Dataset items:
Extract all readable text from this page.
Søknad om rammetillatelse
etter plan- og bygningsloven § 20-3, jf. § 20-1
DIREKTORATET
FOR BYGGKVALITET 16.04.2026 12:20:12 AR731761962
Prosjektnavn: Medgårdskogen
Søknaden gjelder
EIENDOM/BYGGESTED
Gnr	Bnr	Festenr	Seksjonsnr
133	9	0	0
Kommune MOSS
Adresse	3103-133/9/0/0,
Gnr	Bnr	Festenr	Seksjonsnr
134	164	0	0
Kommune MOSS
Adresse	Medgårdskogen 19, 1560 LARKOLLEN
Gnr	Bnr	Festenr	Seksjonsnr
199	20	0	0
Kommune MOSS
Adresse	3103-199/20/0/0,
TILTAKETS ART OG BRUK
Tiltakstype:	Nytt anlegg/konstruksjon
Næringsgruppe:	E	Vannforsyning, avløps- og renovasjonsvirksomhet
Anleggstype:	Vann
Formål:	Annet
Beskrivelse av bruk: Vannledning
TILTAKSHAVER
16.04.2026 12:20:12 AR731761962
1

• [REQUIREMENTS]:
Transcribe the entire listing above precisely.

• [TASK OUTPUT]:
Extract all readable text from this page.
Søknad om rammetillatelse
etter plan- og bygningsloven § 20-3, jf. § 20-1
DIREKTORATET
FOR BYGGKVALITET 16.04.2026 12:20:12 AR731761962
Prosjektnavn: Medgårdskogen
Søknaden gjelder
EIENDOM/BYGGESTED
Gnr	Bnr	Festenr	Seksjonsnr
133	9	0	0
Kommune MOSS
Adresse	3103-133/9/0/0,
Gnr	Bnr	Festenr	Seksjonsnr
134	164	0	0
Kommune MOSS
Adresse	Medgårdskogen 19, 1560 LARKOLLEN
Gnr	Bnr	Festenr	Seksjonsnr
199	20	0	0
Kommune MOSS
Adresse	3103-199/20/0/0,
TILTAKETS ART OG BRUK
Tiltakstype:	Nytt anlegg/konstruksjon
Næringsgruppe:	E	Vannforsyning, avløps- og renovasjonsvirksomhet
Anleggstype:	Vann
Formål:	Annet
Beskrivelse av bruk: Vannledning
TILTAKSHAVER
16.04.2026 12:20:12 AR731761962
1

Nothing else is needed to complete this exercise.